* [TASK INSTRUCTIONS]
Repeat the listing exactly as given, omitting every image.

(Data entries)
-- Start --
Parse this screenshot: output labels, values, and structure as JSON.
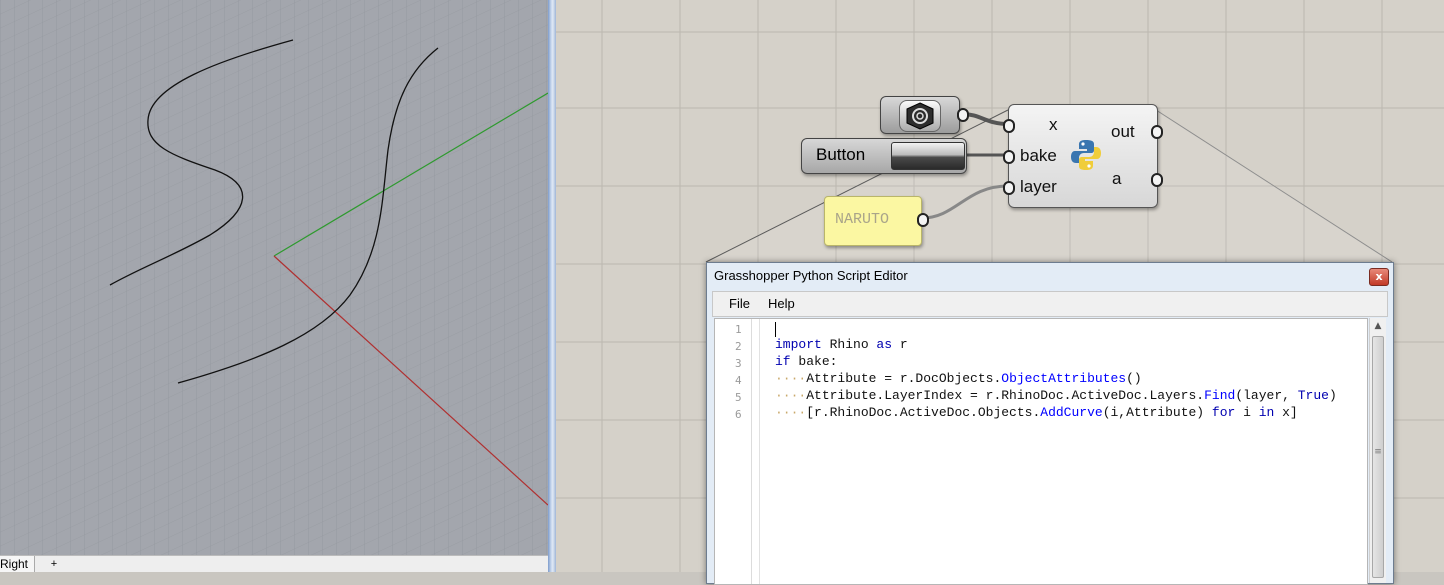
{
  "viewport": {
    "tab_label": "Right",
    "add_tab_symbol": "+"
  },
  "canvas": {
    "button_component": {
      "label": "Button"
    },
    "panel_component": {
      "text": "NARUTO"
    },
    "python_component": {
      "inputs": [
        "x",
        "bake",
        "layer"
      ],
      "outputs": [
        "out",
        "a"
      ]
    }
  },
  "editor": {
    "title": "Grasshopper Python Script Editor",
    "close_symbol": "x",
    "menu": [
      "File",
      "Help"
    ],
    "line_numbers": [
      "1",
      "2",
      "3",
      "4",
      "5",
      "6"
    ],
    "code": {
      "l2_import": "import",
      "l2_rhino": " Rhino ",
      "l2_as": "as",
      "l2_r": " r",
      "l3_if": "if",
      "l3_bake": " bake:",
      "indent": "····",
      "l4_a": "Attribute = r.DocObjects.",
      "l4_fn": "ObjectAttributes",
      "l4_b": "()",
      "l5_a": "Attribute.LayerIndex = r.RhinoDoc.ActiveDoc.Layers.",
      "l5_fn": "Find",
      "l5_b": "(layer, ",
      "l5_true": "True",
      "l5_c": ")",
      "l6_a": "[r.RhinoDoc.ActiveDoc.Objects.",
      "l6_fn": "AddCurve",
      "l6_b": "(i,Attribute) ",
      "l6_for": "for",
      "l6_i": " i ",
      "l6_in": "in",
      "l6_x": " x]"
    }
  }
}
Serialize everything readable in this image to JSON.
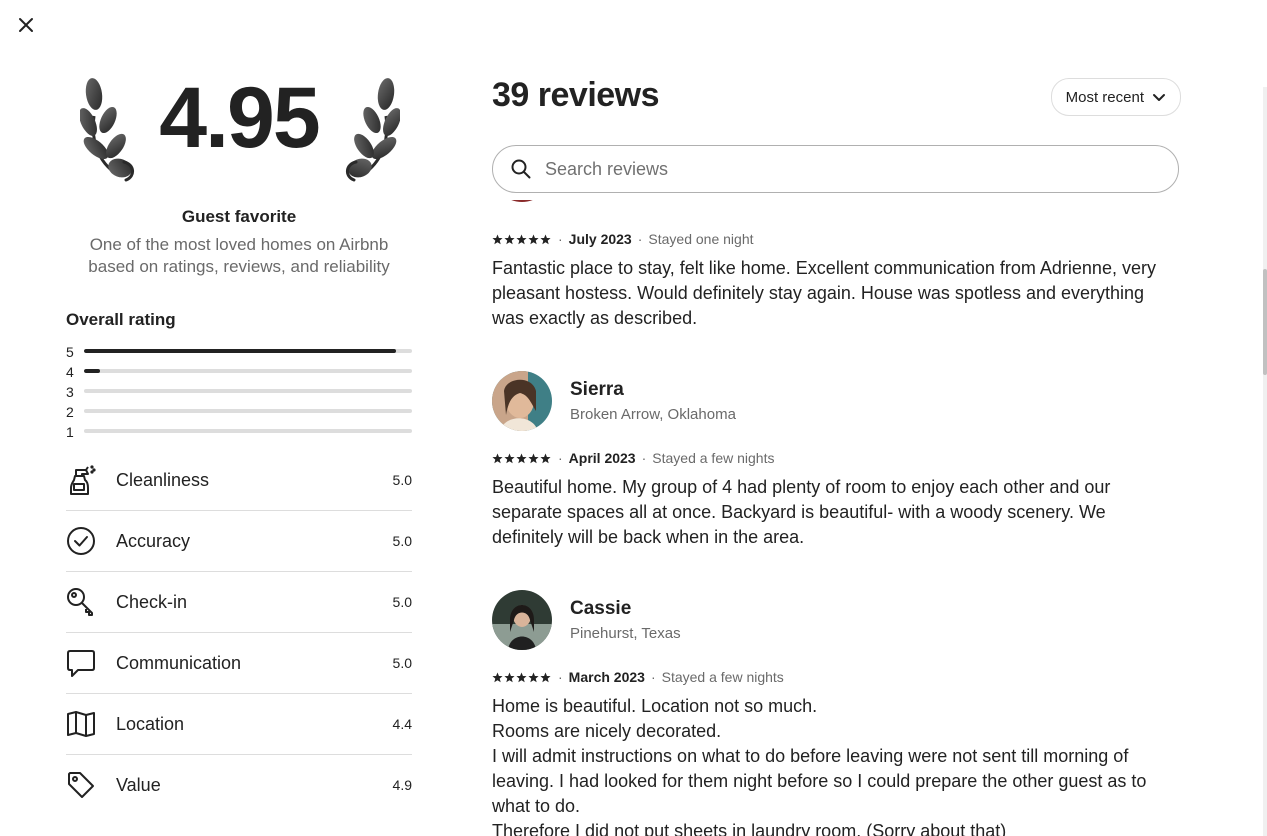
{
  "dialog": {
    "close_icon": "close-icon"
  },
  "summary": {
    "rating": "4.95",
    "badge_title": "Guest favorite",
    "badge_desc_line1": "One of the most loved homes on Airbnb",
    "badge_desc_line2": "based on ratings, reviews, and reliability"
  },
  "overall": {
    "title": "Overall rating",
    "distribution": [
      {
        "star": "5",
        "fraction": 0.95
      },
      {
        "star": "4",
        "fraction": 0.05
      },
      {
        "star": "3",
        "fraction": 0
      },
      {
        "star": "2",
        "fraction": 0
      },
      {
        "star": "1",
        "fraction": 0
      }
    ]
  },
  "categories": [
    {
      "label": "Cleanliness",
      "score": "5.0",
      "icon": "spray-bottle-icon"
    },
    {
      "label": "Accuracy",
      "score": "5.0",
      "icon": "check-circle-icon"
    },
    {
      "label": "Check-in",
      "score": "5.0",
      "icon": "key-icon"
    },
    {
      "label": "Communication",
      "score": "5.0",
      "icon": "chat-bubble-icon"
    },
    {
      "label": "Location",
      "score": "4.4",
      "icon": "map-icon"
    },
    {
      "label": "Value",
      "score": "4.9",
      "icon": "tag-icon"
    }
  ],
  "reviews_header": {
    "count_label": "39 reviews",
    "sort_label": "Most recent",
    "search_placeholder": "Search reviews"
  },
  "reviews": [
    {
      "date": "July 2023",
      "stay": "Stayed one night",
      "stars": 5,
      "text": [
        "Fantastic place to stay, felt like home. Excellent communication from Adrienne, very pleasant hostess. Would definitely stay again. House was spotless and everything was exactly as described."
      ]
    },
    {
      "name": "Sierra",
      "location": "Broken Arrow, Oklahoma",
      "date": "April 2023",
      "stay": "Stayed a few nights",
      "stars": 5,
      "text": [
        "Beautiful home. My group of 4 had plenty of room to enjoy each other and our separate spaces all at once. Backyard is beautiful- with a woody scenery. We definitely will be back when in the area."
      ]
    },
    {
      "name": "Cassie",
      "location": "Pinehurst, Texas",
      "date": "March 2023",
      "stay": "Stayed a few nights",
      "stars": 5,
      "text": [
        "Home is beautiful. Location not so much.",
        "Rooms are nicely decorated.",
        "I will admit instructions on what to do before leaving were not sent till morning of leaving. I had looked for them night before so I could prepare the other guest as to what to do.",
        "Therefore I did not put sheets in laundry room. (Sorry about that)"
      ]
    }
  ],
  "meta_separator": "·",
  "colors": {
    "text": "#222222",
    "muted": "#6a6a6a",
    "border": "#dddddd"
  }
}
-- End --
* [RESPONSE FOR THIS EXERCISE]
Parse this screenshot: output labels, values, and structure as JSON.
{
  "viewport": {
    "tab_label": "Right",
    "add_tab_symbol": "+"
  },
  "canvas": {
    "button_component": {
      "label": "Button"
    },
    "panel_component": {
      "text": "NARUTO"
    },
    "python_component": {
      "inputs": [
        "x",
        "bake",
        "layer"
      ],
      "outputs": [
        "out",
        "a"
      ]
    }
  },
  "editor": {
    "title": "Grasshopper Python Script Editor",
    "close_symbol": "x",
    "menu": [
      "File",
      "Help"
    ],
    "line_numbers": [
      "1",
      "2",
      "3",
      "4",
      "5",
      "6"
    ],
    "code": {
      "l2_import": "import",
      "l2_rhino": " Rhino ",
      "l2_as": "as",
      "l2_r": " r",
      "l3_if": "if",
      "l3_bake": " bake:",
      "indent": "····",
      "l4_a": "Attribute = r.DocObjects.",
      "l4_fn": "ObjectAttributes",
      "l4_b": "()",
      "l5_a": "Attribute.LayerIndex = r.RhinoDoc.ActiveDoc.Layers.",
      "l5_fn": "Find",
      "l5_b": "(layer, ",
      "l5_true": "True",
      "l5_c": ")",
      "l6_a": "[r.RhinoDoc.ActiveDoc.Objects.",
      "l6_fn": "AddCurve",
      "l6_b": "(i,Attribute) ",
      "l6_for": "for",
      "l6_i": " i ",
      "l6_in": "in",
      "l6_x": " x]"
    }
  }
}
Serialize everything readable in this image to JSON.
{
  "dialog": {
    "close_icon": "close-icon"
  },
  "summary": {
    "rating": "4.95",
    "badge_title": "Guest favorite",
    "badge_desc_line1": "One of the most loved homes on Airbnb",
    "badge_desc_line2": "based on ratings, reviews, and reliability"
  },
  "overall": {
    "title": "Overall rating",
    "distribution": [
      {
        "star": "5",
        "fraction": 0.95
      },
      {
        "star": "4",
        "fraction": 0.05
      },
      {
        "star": "3",
        "fraction": 0
      },
      {
        "star": "2",
        "fraction": 0
      },
      {
        "star": "1",
        "fraction": 0
      }
    ]
  },
  "categories": [
    {
      "label": "Cleanliness",
      "score": "5.0",
      "icon": "spray-bottle-icon"
    },
    {
      "label": "Accuracy",
      "score": "5.0",
      "icon": "check-circle-icon"
    },
    {
      "label": "Check-in",
      "score": "5.0",
      "icon": "key-icon"
    },
    {
      "label": "Communication",
      "score": "5.0",
      "icon": "chat-bubble-icon"
    },
    {
      "label": "Location",
      "score": "4.4",
      "icon": "map-icon"
    },
    {
      "label": "Value",
      "score": "4.9",
      "icon": "tag-icon"
    }
  ],
  "reviews_header": {
    "count_label": "39 reviews",
    "sort_label": "Most recent",
    "search_placeholder": "Search reviews"
  },
  "reviews": [
    {
      "date": "July 2023",
      "stay": "Stayed one night",
      "stars": 5,
      "text": [
        "Fantastic place to stay, felt like home. Excellent communication from Adrienne, very pleasant hostess. Would definitely stay again. House was spotless and everything was exactly as described."
      ]
    },
    {
      "name": "Sierra",
      "location": "Broken Arrow, Oklahoma",
      "date": "April 2023",
      "stay": "Stayed a few nights",
      "stars": 5,
      "text": [
        "Beautiful home. My group of 4 had plenty of room to enjoy each other and our separate spaces all at once. Backyard is beautiful- with a woody scenery. We definitely will be back when in the area."
      ]
    },
    {
      "name": "Cassie",
      "location": "Pinehurst, Texas",
      "date": "March 2023",
      "stay": "Stayed a few nights",
      "stars": 5,
      "text": [
        "Home is beautiful. Location not so much.",
        "Rooms are nicely decorated.",
        "I will admit instructions on what to do before leaving were not sent till morning of leaving. I had looked for them night before so I could prepare the other guest as to what to do.",
        "Therefore I did not put sheets in laundry room. (Sorry about that)"
      ]
    }
  ],
  "meta_separator": "·",
  "colors": {
    "text": "#222222",
    "muted": "#6a6a6a",
    "border": "#dddddd"
  }
}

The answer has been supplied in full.